## Exercise prompt:
Rewrite the data below with every instance of "stanza-break" changed to "verse-break", keeping everything else identical.

Layout annotation data:
==*==
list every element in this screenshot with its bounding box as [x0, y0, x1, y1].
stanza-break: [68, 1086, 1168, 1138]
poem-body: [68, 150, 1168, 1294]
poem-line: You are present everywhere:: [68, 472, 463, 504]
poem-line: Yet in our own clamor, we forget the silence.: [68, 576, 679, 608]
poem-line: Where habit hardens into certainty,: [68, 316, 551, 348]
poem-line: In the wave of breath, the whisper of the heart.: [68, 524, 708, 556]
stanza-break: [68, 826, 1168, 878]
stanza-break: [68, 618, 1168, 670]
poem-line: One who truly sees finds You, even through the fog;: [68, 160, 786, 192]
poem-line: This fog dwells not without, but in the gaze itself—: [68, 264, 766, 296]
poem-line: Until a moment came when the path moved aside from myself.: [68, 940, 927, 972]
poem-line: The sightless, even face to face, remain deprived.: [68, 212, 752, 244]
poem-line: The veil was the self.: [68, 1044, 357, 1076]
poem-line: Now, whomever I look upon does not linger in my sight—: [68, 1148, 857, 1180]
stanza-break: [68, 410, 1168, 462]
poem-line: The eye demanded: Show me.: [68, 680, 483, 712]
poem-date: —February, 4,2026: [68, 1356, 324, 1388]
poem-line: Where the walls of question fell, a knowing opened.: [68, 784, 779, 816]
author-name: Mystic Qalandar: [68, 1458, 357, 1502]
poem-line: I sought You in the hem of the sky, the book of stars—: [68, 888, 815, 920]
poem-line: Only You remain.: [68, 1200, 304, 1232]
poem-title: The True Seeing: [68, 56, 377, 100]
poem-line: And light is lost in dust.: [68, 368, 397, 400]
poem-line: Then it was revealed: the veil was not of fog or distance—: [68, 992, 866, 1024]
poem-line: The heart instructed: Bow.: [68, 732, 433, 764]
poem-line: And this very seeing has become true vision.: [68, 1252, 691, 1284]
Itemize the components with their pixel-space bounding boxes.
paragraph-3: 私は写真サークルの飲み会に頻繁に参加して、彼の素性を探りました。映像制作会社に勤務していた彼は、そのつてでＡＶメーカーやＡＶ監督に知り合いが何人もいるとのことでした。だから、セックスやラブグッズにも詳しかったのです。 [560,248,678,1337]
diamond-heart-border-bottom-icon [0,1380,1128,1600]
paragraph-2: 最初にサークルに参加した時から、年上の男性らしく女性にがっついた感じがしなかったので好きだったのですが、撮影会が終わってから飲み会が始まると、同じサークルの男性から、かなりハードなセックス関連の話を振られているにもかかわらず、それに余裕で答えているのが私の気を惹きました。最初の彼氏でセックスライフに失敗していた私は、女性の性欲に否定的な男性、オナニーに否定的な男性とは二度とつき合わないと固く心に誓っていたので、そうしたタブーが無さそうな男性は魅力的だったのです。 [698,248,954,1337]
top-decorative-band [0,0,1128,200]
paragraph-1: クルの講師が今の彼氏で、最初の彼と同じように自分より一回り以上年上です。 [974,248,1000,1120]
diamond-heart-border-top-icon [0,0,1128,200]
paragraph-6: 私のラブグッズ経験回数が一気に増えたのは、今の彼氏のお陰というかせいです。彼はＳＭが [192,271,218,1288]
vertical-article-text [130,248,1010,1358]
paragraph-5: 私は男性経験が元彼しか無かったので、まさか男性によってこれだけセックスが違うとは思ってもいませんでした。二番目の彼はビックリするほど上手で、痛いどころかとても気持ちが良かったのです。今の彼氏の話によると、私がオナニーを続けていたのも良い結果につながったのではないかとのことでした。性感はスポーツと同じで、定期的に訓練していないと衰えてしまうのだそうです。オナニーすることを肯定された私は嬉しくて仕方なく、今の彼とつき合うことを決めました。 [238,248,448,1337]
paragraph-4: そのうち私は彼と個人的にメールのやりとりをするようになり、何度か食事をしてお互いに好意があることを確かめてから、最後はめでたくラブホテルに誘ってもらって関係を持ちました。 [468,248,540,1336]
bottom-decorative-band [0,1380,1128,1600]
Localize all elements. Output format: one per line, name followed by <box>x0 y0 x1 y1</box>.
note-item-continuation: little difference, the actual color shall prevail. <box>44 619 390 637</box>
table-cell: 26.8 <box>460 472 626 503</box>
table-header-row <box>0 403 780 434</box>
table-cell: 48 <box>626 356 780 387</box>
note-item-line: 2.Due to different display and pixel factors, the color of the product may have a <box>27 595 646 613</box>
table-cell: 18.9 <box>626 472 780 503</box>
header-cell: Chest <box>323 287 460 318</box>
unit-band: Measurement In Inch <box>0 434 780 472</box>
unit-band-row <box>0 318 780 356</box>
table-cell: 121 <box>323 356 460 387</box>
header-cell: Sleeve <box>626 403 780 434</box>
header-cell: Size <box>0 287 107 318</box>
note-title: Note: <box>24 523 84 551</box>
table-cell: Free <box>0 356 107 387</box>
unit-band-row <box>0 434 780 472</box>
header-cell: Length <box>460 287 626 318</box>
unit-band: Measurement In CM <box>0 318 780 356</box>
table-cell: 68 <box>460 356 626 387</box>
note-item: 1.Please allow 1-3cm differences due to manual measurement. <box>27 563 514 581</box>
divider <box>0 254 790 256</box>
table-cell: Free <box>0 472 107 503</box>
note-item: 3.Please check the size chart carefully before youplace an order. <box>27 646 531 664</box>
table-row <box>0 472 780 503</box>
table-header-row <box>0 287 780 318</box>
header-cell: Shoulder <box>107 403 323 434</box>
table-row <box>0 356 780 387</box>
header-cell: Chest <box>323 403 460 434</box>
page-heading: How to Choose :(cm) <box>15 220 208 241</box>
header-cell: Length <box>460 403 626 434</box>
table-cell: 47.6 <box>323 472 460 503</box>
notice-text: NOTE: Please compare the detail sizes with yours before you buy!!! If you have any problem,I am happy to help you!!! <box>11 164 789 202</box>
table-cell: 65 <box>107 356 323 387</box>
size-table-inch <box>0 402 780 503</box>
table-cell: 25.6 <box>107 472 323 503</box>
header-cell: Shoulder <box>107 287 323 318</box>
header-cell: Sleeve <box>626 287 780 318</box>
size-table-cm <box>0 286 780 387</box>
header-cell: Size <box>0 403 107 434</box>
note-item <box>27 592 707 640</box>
==*==
## Solution:
list every element in this screenshot with its bounding box as [x0, y0, x1, y1].
verse-break: [68, 1086, 1168, 1138]
poem-body: [68, 150, 1168, 1294]
poem-line: You are present everywhere:: [68, 472, 463, 504]
poem-line: Yet in our own clamor, we forget the silence.: [68, 576, 679, 608]
poem-line: Where habit hardens into certainty,: [68, 316, 551, 348]
poem-line: In the wave of breath, the whisper of the heart.: [68, 524, 708, 556]
verse-break: [68, 826, 1168, 878]
verse-break: [68, 618, 1168, 670]
poem-line: One who truly sees finds You, even through the fog;: [68, 160, 786, 192]
poem-line: This fog dwells not without, but in the gaze itself—: [68, 264, 766, 296]
poem-line: Until a moment came when the path moved aside from myself.: [68, 940, 927, 972]
poem-line: The sightless, even face to face, remain deprived.: [68, 212, 752, 244]
poem-line: The veil was the self.: [68, 1044, 357, 1076]
poem-line: Now, whomever I look upon does not linger in my sight—: [68, 1148, 857, 1180]
verse-break: [68, 410, 1168, 462]
poem-line: The eye demanded: Show me.: [68, 680, 483, 712]
poem-date: —February, 4,2026: [68, 1356, 324, 1388]
poem-line: Where the walls of question fell, a knowing opened.: [68, 784, 779, 816]
author-name: Mystic Qalandar: [68, 1458, 357, 1502]
poem-line: I sought You in the hem of the sky, the book of stars—: [68, 888, 815, 920]
poem-line: Only You remain.: [68, 1200, 304, 1232]
poem-title: The True Seeing: [68, 56, 377, 100]
poem-line: And light is lost in dust.: [68, 368, 397, 400]
poem-line: Then it was revealed: the veil was not of fog or distance—: [68, 992, 866, 1024]
poem-line: The heart instructed: Bow.: [68, 732, 433, 764]
poem-line: And this very seeing has become true vision.: [68, 1252, 691, 1284]
Itemize the components with their pixel-space bounding boxes.
paragraph-3: 私は写真サークルの飲み会に頻繁に参加して、彼の素性を探りました。映像制作会社に勤務していた彼は、そのつてでＡＶメーカーやＡＶ監督に知り合いが何人もいるとのことでした。だから、セックスやラブグッズにも詳しかったのです。 [560,248,678,1337]
diamond-heart-border-bottom-icon [0,1380,1128,1600]
paragraph-2: 最初にサークルに参加した時から、年上の男性らしく女性にがっついた感じがしなかったので好きだったのですが、撮影会が終わってから飲み会が始まると、同じサークルの男性から、かなりハードなセックス関連の話を振られているにもかかわらず、それに余裕で答えているのが私の気を惹きました。最初の彼氏でセックスライフに失敗していた私は、女性の性欲に否定的な男性、オナニーに否定的な男性とは二度とつき合わないと固く心に誓っていたので、そうしたタブーが無さそうな男性は魅力的だったのです。 [698,248,954,1337]
top-decorative-band [0,0,1128,200]
paragraph-1: クルの講師が今の彼氏で、最初の彼と同じように自分より一回り以上年上です。 [974,248,1000,1120]
diamond-heart-border-top-icon [0,0,1128,200]
paragraph-6: 私のラブグッズ経験回数が一気に増えたのは、今の彼氏のお陰というかせいです。彼はＳＭが [192,271,218,1288]
vertical-article-text [130,248,1010,1358]
paragraph-5: 私は男性経験が元彼しか無かったので、まさか男性によってこれだけセックスが違うとは思ってもいませんでした。二番目の彼はビックリするほど上手で、痛いどころかとても気持ちが良かったのです。今の彼氏の話によると、私がオナニーを続けていたのも良い結果につながったのではないかとのことでした。性感はスポーツと同じで、定期的に訓練していないと衰えてしまうのだそうです。オナニーすることを肯定された私は嬉しくて仕方なく、今の彼とつき合うことを決めました。 [238,248,448,1337]
paragraph-4: そのうち私は彼と個人的にメールのやりとりをするようになり、何度か食事をしてお互いに好意があることを確かめてから、最後はめでたくラブホテルに誘ってもらって関係を持ちました。 [468,248,540,1336]
bottom-decorative-band [0,1380,1128,1600]
Localize all elements. Output format: one per line, name followed by <box>x0 y0 x1 y1</box>.
note-item-continuation: little difference, the actual color shall prevail. <box>44 619 390 637</box>
table-cell: 26.8 <box>460 472 626 503</box>
table-header-row <box>0 403 780 434</box>
table-cell: 48 <box>626 356 780 387</box>
note-item-line: 2.Due to different display and pixel factors, the color of the product may have a <box>27 595 646 613</box>
table-cell: 18.9 <box>626 472 780 503</box>
header-cell: Chest <box>323 287 460 318</box>
unit-band: Measurement In Inch <box>0 434 780 472</box>
unit-band-row <box>0 318 780 356</box>
table-cell: 121 <box>323 356 460 387</box>
header-cell: Sleeve <box>626 403 780 434</box>
header-cell: Size <box>0 287 107 318</box>
note-title: Note: <box>24 523 84 551</box>
table-cell: Free <box>0 356 107 387</box>
unit-band-row <box>0 434 780 472</box>
header-cell: Length <box>460 287 626 318</box>
unit-band: Measurement In CM <box>0 318 780 356</box>
table-cell: 68 <box>460 356 626 387</box>
note-item: 1.Please allow 1-3cm differences due to manual measurement. <box>27 563 514 581</box>
divider <box>0 254 790 256</box>
table-cell: Free <box>0 472 107 503</box>
note-item: 3.Please check the size chart carefully before youplace an order. <box>27 646 531 664</box>
table-row <box>0 472 780 503</box>
table-header-row <box>0 287 780 318</box>
header-cell: Shoulder <box>107 403 323 434</box>
table-row <box>0 356 780 387</box>
header-cell: Chest <box>323 403 460 434</box>
page-heading: How to Choose :(cm) <box>15 220 208 241</box>
header-cell: Length <box>460 403 626 434</box>
table-cell: 47.6 <box>323 472 460 503</box>
notice-text: NOTE: Please compare the detail sizes with yours before you buy!!! If you have any problem,I am happy to help you!!! <box>11 164 789 202</box>
table-cell: 65 <box>107 356 323 387</box>
size-table-inch <box>0 402 780 503</box>
table-cell: 25.6 <box>107 472 323 503</box>
header-cell: Shoulder <box>107 287 323 318</box>
header-cell: Sleeve <box>626 287 780 318</box>
size-table-cm <box>0 286 780 387</box>
header-cell: Size <box>0 403 107 434</box>
note-item <box>27 592 707 640</box>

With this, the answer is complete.